Records shown -

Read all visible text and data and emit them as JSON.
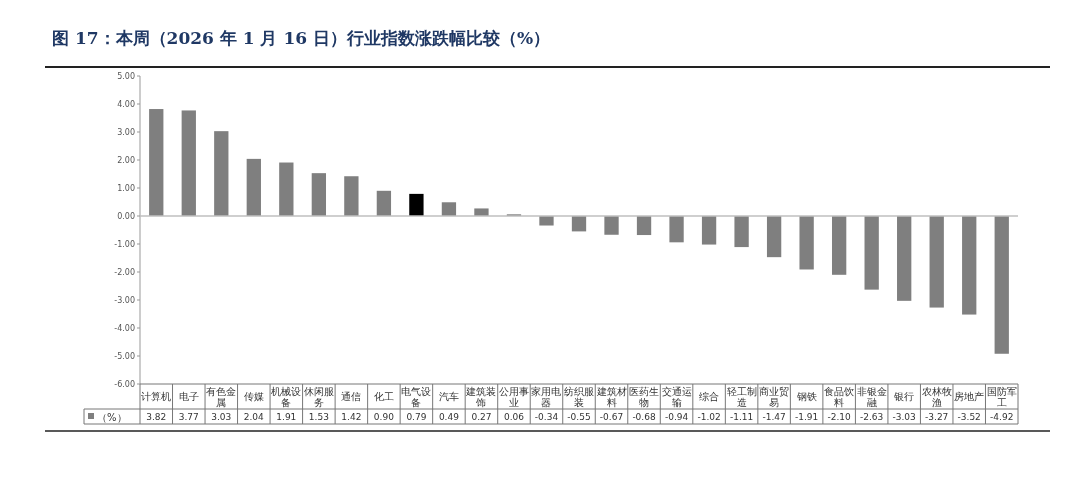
{
  "chart_data": {
    "type": "bar",
    "title": "图 17：本周（2026 年 1 月 16 日）行业指数涨跌幅比较（%）",
    "categories": [
      "计算机",
      "电子",
      "有色金属",
      "传媒",
      "机械设备",
      "休闲服务",
      "通信",
      "化工",
      "电气设备",
      "汽车",
      "建筑装饰",
      "公用事业",
      "家用电器",
      "纺织服装",
      "建筑材料",
      "医药生物",
      "交通运输",
      "综合",
      "轻工制造",
      "商业贸易",
      "钢铁",
      "食品饮料",
      "非银金融",
      "银行",
      "农林牧渔",
      "房地产",
      "国防军工"
    ],
    "series": [
      {
        "name": "（%）",
        "color": "#7f7f7f",
        "colors": [
          "#7f7f7f",
          "#7f7f7f",
          "#7f7f7f",
          "#7f7f7f",
          "#7f7f7f",
          "#7f7f7f",
          "#7f7f7f",
          "#7f7f7f",
          "#000000",
          "#7f7f7f",
          "#7f7f7f",
          "#7f7f7f",
          "#7f7f7f",
          "#7f7f7f",
          "#7f7f7f",
          "#7f7f7f",
          "#7f7f7f",
          "#7f7f7f",
          "#7f7f7f",
          "#7f7f7f",
          "#7f7f7f",
          "#7f7f7f",
          "#7f7f7f",
          "#7f7f7f",
          "#7f7f7f",
          "#7f7f7f",
          "#7f7f7f"
        ],
        "values": [
          3.82,
          3.77,
          3.03,
          2.04,
          1.91,
          1.53,
          1.42,
          0.9,
          0.79,
          0.49,
          0.27,
          0.06,
          -0.34,
          -0.55,
          -0.67,
          -0.68,
          -0.94,
          -1.02,
          -1.11,
          -1.47,
          -1.91,
          -2.1,
          -2.63,
          -3.03,
          -3.27,
          -3.52,
          -4.92
        ],
        "value_labels": [
          "3.82",
          "3.77",
          "3.03",
          "2.04",
          "1.91",
          "1.53",
          "1.42",
          "0.90",
          "0.79",
          "0.49",
          "0.27",
          "0.06",
          "-0.34",
          "-0.55",
          "-0.67",
          "-0.68",
          "-0.94",
          "-1.02",
          "-1.11",
          "-1.47",
          "-1.91",
          "-2.10",
          "-2.63",
          "-3.03",
          "-3.27",
          "-3.52",
          "-4.92"
        ]
      }
    ],
    "ylim": [
      -6,
      5
    ],
    "yticks": [
      {
        "value": 5,
        "label": "5.00"
      },
      {
        "value": 4,
        "label": "4.00"
      },
      {
        "value": 3,
        "label": "3.00"
      },
      {
        "value": 2,
        "label": "2.00"
      },
      {
        "value": 1,
        "label": "1.00"
      },
      {
        "value": 0,
        "label": "0.00"
      },
      {
        "value": -1,
        "label": "-1.00"
      },
      {
        "value": -2,
        "label": "-2.00"
      },
      {
        "value": -3,
        "label": "-3.00"
      },
      {
        "value": -4,
        "label": "-4.00"
      },
      {
        "value": -5,
        "label": "-5.00"
      },
      {
        "value": -6,
        "label": "-6.00"
      }
    ],
    "ref_lines": [
      {
        "axis": "y",
        "value": 0,
        "color": "#bfbfbf"
      }
    ],
    "legend": "bottom left"
  }
}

The request -
Keep every word of the data as it is when you write it out, but drop the pictures.

Final result -
Read all visible text and data and emit them as JSON.
{
  "chart_data": {
    "type": "bar",
    "title": "图 17：本周（2026 年 1 月 16 日）行业指数涨跌幅比较（%）",
    "categories": [
      "计算机",
      "电子",
      "有色金属",
      "传媒",
      "机械设备",
      "休闲服务",
      "通信",
      "化工",
      "电气设备",
      "汽车",
      "建筑装饰",
      "公用事业",
      "家用电器",
      "纺织服装",
      "建筑材料",
      "医药生物",
      "交通运输",
      "综合",
      "轻工制造",
      "商业贸易",
      "钢铁",
      "食品饮料",
      "非银金融",
      "银行",
      "农林牧渔",
      "房地产",
      "国防军工"
    ],
    "series": [
      {
        "name": "（%）",
        "color": "#7f7f7f",
        "colors": [
          "#7f7f7f",
          "#7f7f7f",
          "#7f7f7f",
          "#7f7f7f",
          "#7f7f7f",
          "#7f7f7f",
          "#7f7f7f",
          "#7f7f7f",
          "#000000",
          "#7f7f7f",
          "#7f7f7f",
          "#7f7f7f",
          "#7f7f7f",
          "#7f7f7f",
          "#7f7f7f",
          "#7f7f7f",
          "#7f7f7f",
          "#7f7f7f",
          "#7f7f7f",
          "#7f7f7f",
          "#7f7f7f",
          "#7f7f7f",
          "#7f7f7f",
          "#7f7f7f",
          "#7f7f7f",
          "#7f7f7f",
          "#7f7f7f"
        ],
        "values": [
          3.82,
          3.77,
          3.03,
          2.04,
          1.91,
          1.53,
          1.42,
          0.9,
          0.79,
          0.49,
          0.27,
          0.06,
          -0.34,
          -0.55,
          -0.67,
          -0.68,
          -0.94,
          -1.02,
          -1.11,
          -1.47,
          -1.91,
          -2.1,
          -2.63,
          -3.03,
          -3.27,
          -3.52,
          -4.92
        ],
        "value_labels": [
          "3.82",
          "3.77",
          "3.03",
          "2.04",
          "1.91",
          "1.53",
          "1.42",
          "0.90",
          "0.79",
          "0.49",
          "0.27",
          "0.06",
          "-0.34",
          "-0.55",
          "-0.67",
          "-0.68",
          "-0.94",
          "-1.02",
          "-1.11",
          "-1.47",
          "-1.91",
          "-2.10",
          "-2.63",
          "-3.03",
          "-3.27",
          "-3.52",
          "-4.92"
        ]
      }
    ],
    "ylim": [
      -6,
      5
    ],
    "yticks": [
      {
        "value": 5,
        "label": "5.00"
      },
      {
        "value": 4,
        "label": "4.00"
      },
      {
        "value": 3,
        "label": "3.00"
      },
      {
        "value": 2,
        "label": "2.00"
      },
      {
        "value": 1,
        "label": "1.00"
      },
      {
        "value": 0,
        "label": "0.00"
      },
      {
        "value": -1,
        "label": "-1.00"
      },
      {
        "value": -2,
        "label": "-2.00"
      },
      {
        "value": -3,
        "label": "-3.00"
      },
      {
        "value": -4,
        "label": "-4.00"
      },
      {
        "value": -5,
        "label": "-5.00"
      },
      {
        "value": -6,
        "label": "-6.00"
      }
    ],
    "ref_lines": [
      {
        "axis": "y",
        "value": 0,
        "color": "#bfbfbf"
      }
    ],
    "legend": "bottom left"
  }
}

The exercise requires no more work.